**Problem to work on**
Retype the whole listing, please, keeping every line exact and dropping the pictures.

Extracted data entries:
— start —
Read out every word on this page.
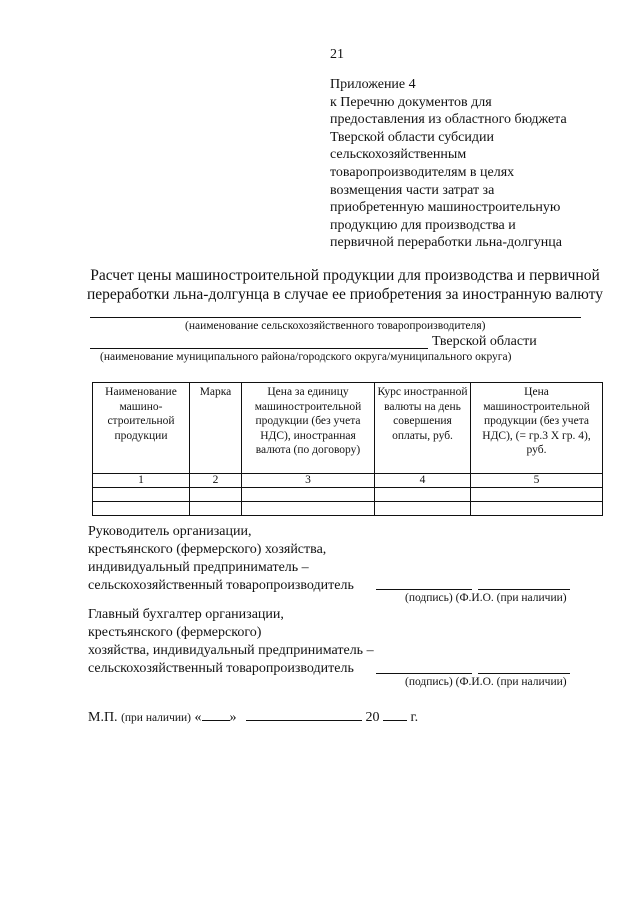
21
Приложение 4
к Перечню документов для
предоставления из областного бюджета
Тверской области субсидии
сельскохозяйственным
товаропроизводителям в целях
возмещения части затрат за
приобретенную машиностроительную
продукцию для производства и
первичной переработки льна-долгунца
Расчет цены машиностроительной продукции для производства и первичной
переработки льна-долгунца в случае ее приобретения за иностранную валюту
(наименование сельскохозяйственного товаропроизводителя)
Тверской области
(наименование муниципального района/городского округа/муниципального округа)
Наименование машино-строительной продукции	Марка	Цена за единицу машиностроительной продукции (без учета НДС), иностранная валюта (по договору)	Курс иностранной валюты на день совершения оплаты, руб.	Цена машиностроительной продукции (без учета НДС), (= гр.3 Х гр. 4), руб.
1	2	3	4	5

Руководитель организации,
крестьянского (фермерского) хозяйства,
индивидуальный предприниматель –
сельскохозяйственный товаропроизводитель
(подпись) (Ф.И.О. (при наличии)
Главный бухгалтер организации,
крестьянского (фермерского)
хозяйства, индивидуальный предприниматель –
сельскохозяйственный товаропроизводитель
(подпись) (Ф.И.О. (при наличии)
М.П. (при наличии) « »	20 г.
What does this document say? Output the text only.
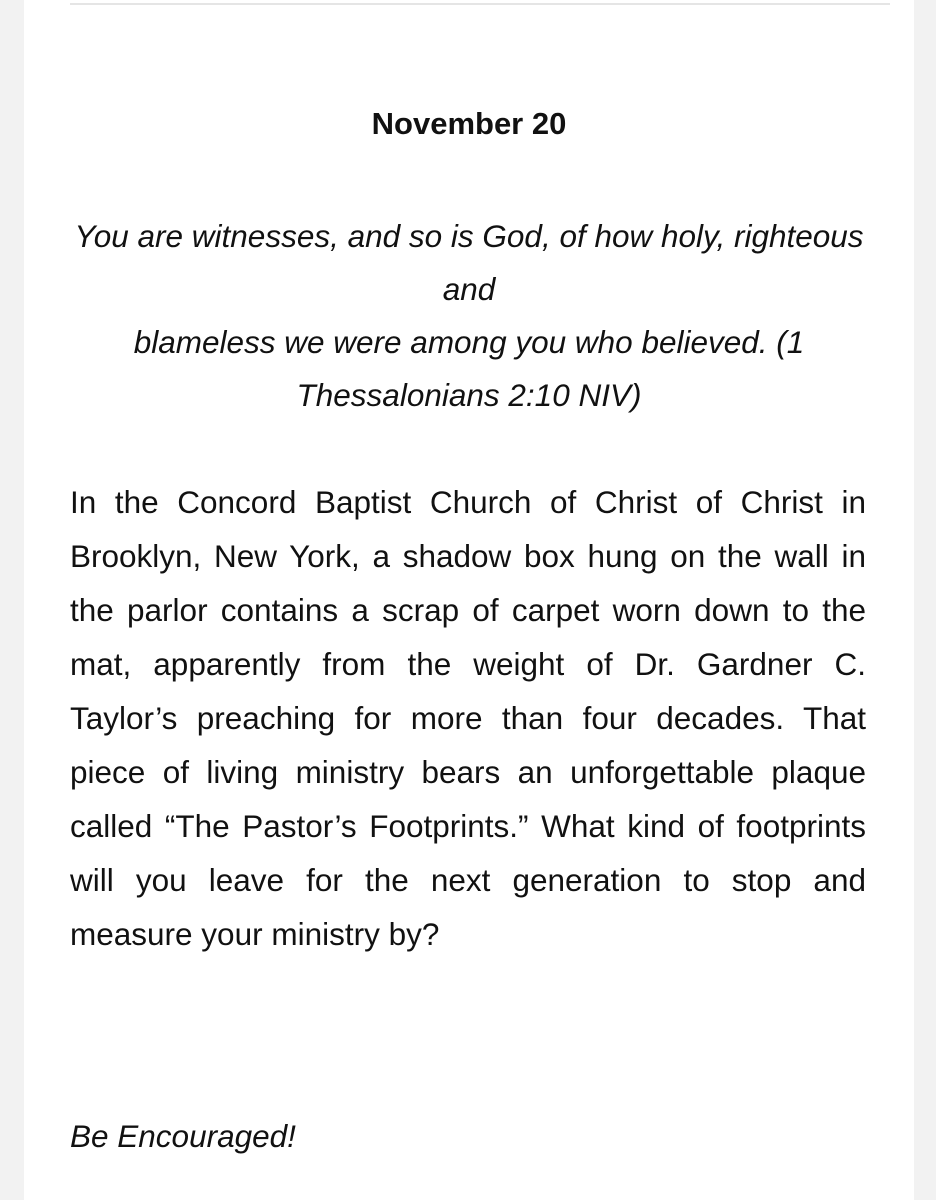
November 20

You are witnesses, and so is God, of how holy, righteous and
blameless we were among you who believed. (1 Thessalonians 2:10 NIV)

In the Concord Baptist Church of Christ of Christ in Brooklyn, New York, a shadow box hung on the wall in the parlor contains a scrap of carpet worn down to the mat, apparently from the weight of Dr. Gardner C. Taylor’s preaching for more than four decades. That piece of living ministry bears an unforgettable plaque called “The Pastor’s Footprints.” What kind of footprints will you leave for the next generation to stop and measure your ministry by?

Be Encouraged!
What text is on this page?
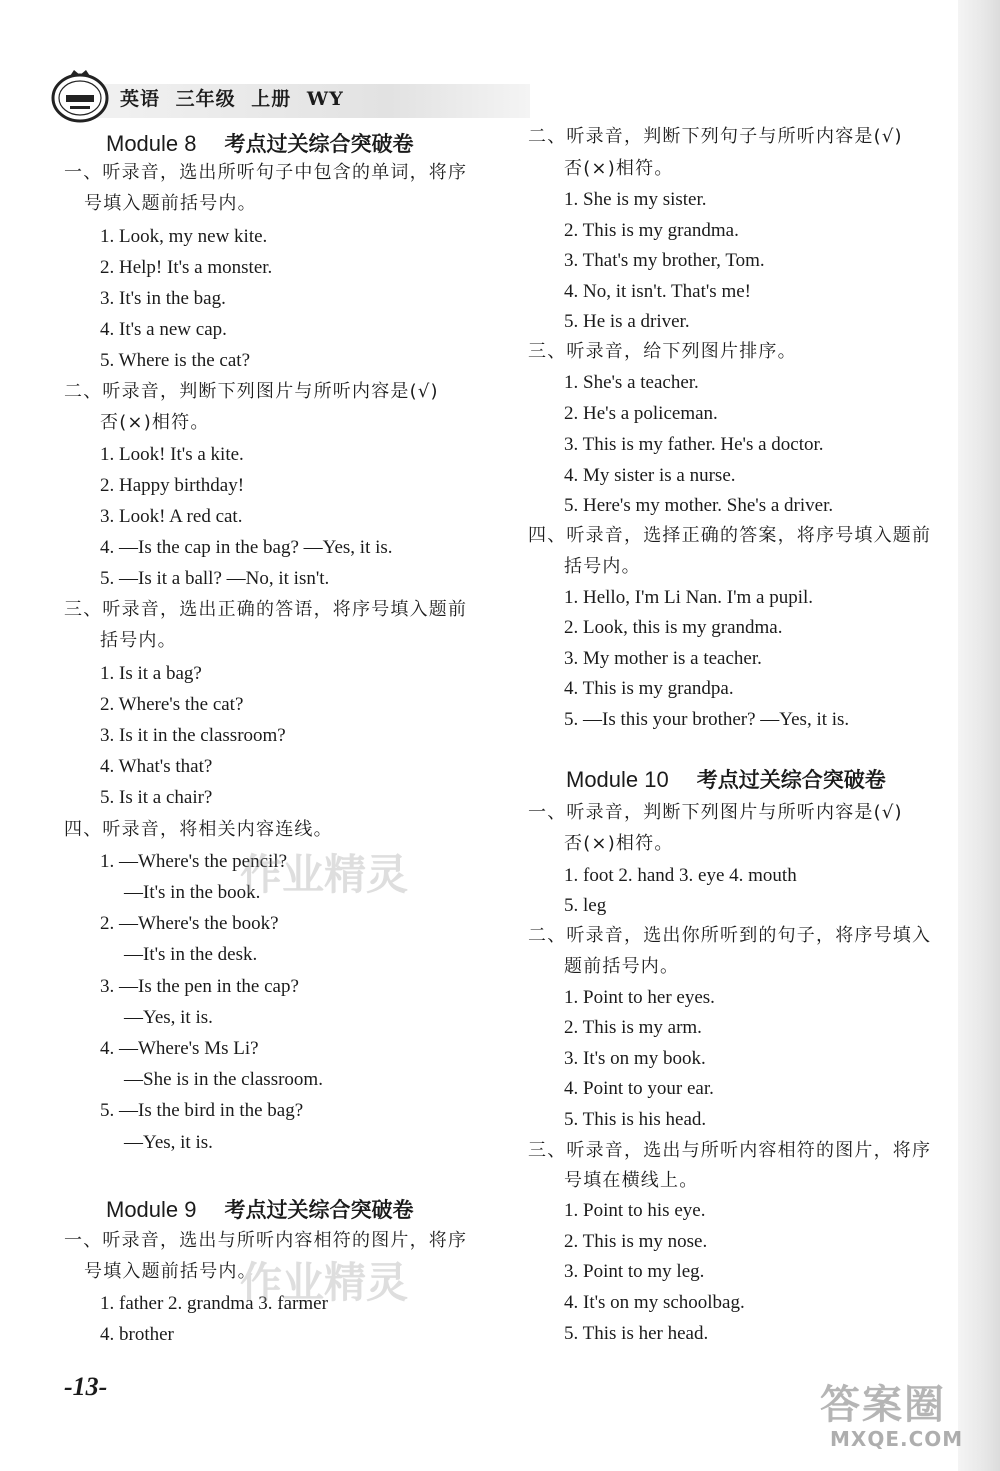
英语 三年级 上册 WY
Module 8 考点过关综合突破卷
一、听录音，选出所听句子中包含的单词，将序
号填入题前括号内。
1. Look, my new kite.
2. Help! It's a monster.
3. It's in the bag.
4. It's a new cap.
5. Where is the cat?
二、听录音，判断下列图片与所听内容是(√)
否(×)相符。
1. Look! It's a kite.
2. Happy birthday!
3. Look! A red cat.
4. —Is the cap in the bag? —Yes, it is.
5. —Is it a ball? —No, it isn't.
三、听录音，选出正确的答语，将序号填入题前
括号内。
1. Is it a bag?
2. Where's the cat?
3. Is it in the classroom?
4. What's that?
5. Is it a chair?
四、听录音，将相关内容连线。
1. —Where's the pencil?
—It's in the book.
2. —Where's the book?
—It's in the desk.
3. —Is the pen in the cap?
—Yes, it is.
4. —Where's Ms Li?
—She is in the classroom.
5. —Is the bird in the bag?
—Yes, it is.
Module 9 考点过关综合突破卷
一、听录音，选出与所听内容相符的图片，将序
号填入题前括号内。
1. father 2. grandma 3. farmer
4. brother
二、听录音，判断下列句子与所听内容是(√)
否(×)相符。
1. She is my sister.
2. This is my grandma.
3. That's my brother, Tom.
4. No, it isn't. That's me!
5. He is a driver.
三、听录音，给下列图片排序。
1. She's a teacher.
2. He's a policeman.
3. This is my father. He's a doctor.
4. My sister is a nurse.
5. Here's my mother. She's a driver.
四、听录音，选择正确的答案，将序号填入题前
括号内。
1. Hello, I'm Li Nan. I'm a pupil.
2. Look, this is my grandma.
3. My mother is a teacher.
4. This is my grandpa.
5. —Is this your brother? —Yes, it is.
Module 10 考点过关综合突破卷
一、听录音，判断下列图片与所听内容是(√)
否(×)相符。
1. foot 2. hand 3. eye 4. mouth
5. leg
二、听录音，选出你所听到的句子，将序号填入
题前括号内。
1. Point to her eyes.
2. This is my arm.
3. It's on my book.
4. Point to your ear.
5. This is his head.
三、听录音，选出与所听内容相符的图片，将序
号填在横线上。
1. Point to his eye.
2. This is my nose.
3. Point to my leg.
4. It's on my schoolbag.
5. This is her head.
作业精灵
作业精灵
-13-	答案圈
MXQE.COM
— end —
**Final answer**
Read out every word on this page.
21
Приложение 4
к Перечню документов для
предоставления из областного бюджета
Тверской области субсидии
сельскохозяйственным
товаропроизводителям в целях
возмещения части затрат за
приобретенную машиностроительную
продукцию для производства и
первичной переработки льна-долгунца
Расчет цены машиностроительной продукции для производства и первичной
переработки льна-долгунца в случае ее приобретения за иностранную валюту
(наименование сельскохозяйственного товаропроизводителя)
Тверской области
(наименование муниципального района/городского округа/муниципального округа)
Наименование машино-строительной продукции	Марка	Цена за единицу машиностроительной продукции (без учета НДС), иностранная валюта (по договору)	Курс иностранной валюты на день совершения оплаты, руб.	Цена машиностроительной продукции (без учета НДС), (= гр.3 Х гр. 4), руб.
1	2	3	4	5

Руководитель организации,
крестьянского (фермерского) хозяйства,
индивидуальный предприниматель –
сельскохозяйственный товаропроизводитель
(подпись) (Ф.И.О. (при наличии)
Главный бухгалтер организации,
крестьянского (фермерского)
хозяйства, индивидуальный предприниматель –
сельскохозяйственный товаропроизводитель
(подпись) (Ф.И.О. (при наличии)
М.П. (при наличии) « »	20 г.
What does this document say? Output the text only.
November 20

You are witnesses, and so is God, of how holy, righteous and
blameless we were among you who believed. (1 Thessalonians 2:10 NIV)

In the Concord Baptist Church of Christ of Christ in Brooklyn, New York, a shadow box hung on the wall in the parlor contains a scrap of carpet worn down to the mat, apparently from the weight of Dr. Gardner C. Taylor’s preaching for more than four decades. That piece of living ministry bears an unforgettable plaque called “The Pastor’s Footprints.” What kind of footprints will you leave for the next generation to stop and measure your ministry by?

Be Encouraged!
What text is on this page?
英语 三年级 上册 WY
Module 8 考点过关综合突破卷
一、听录音，选出所听句子中包含的单词，将序
号填入题前括号内。
1. Look, my new kite.
2. Help! It's a monster.
3. It's in the bag.
4. It's a new cap.
5. Where is the cat?
二、听录音，判断下列图片与所听内容是(√)
否(×)相符。
1. Look! It's a kite.
2. Happy birthday!
3. Look! A red cat.
4. —Is the cap in the bag? —Yes, it is.
5. —Is it a ball? —No, it isn't.
三、听录音，选出正确的答语，将序号填入题前
括号内。
1. Is it a bag?
2. Where's the cat?
3. Is it in the classroom?
4. What's that?
5. Is it a chair?
四、听录音，将相关内容连线。
1. —Where's the pencil?
—It's in the book.
2. —Where's the book?
—It's in the desk.
3. —Is the pen in the cap?
—Yes, it is.
4. —Where's Ms Li?
—She is in the classroom.
5. —Is the bird in the bag?
—Yes, it is.
Module 9 考点过关综合突破卷
一、听录音，选出与所听内容相符的图片，将序
号填入题前括号内。
1. father 2. grandma 3. farmer
4. brother
二、听录音，判断下列句子与所听内容是(√)
否(×)相符。
1. She is my sister.
2. This is my grandma.
3. That's my brother, Tom.
4. No, it isn't. That's me!
5. He is a driver.
三、听录音，给下列图片排序。
1. She's a teacher.
2. He's a policeman.
3. This is my father. He's a doctor.
4. My sister is a nurse.
5. Here's my mother. She's a driver.
四、听录音，选择正确的答案，将序号填入题前
括号内。
1. Hello, I'm Li Nan. I'm a pupil.
2. Look, this is my grandma.
3. My mother is a teacher.
4. This is my grandpa.
5. —Is this your brother? —Yes, it is.
Module 10 考点过关综合突破卷
一、听录音，判断下列图片与所听内容是(√)
否(×)相符。
1. foot 2. hand 3. eye 4. mouth
5. leg
二、听录音，选出你所听到的句子，将序号填入
题前括号内。
1. Point to her eyes.
2. This is my arm.
3. It's on my book.
4. Point to your ear.
5. This is his head.
三、听录音，选出与所听内容相符的图片，将序
号填在横线上。
1. Point to his eye.
2. This is my nose.
3. Point to my leg.
4. It's on my schoolbag.
5. This is her head.
作业精灵
作业精灵
-13-	答案圈
MXQE.COM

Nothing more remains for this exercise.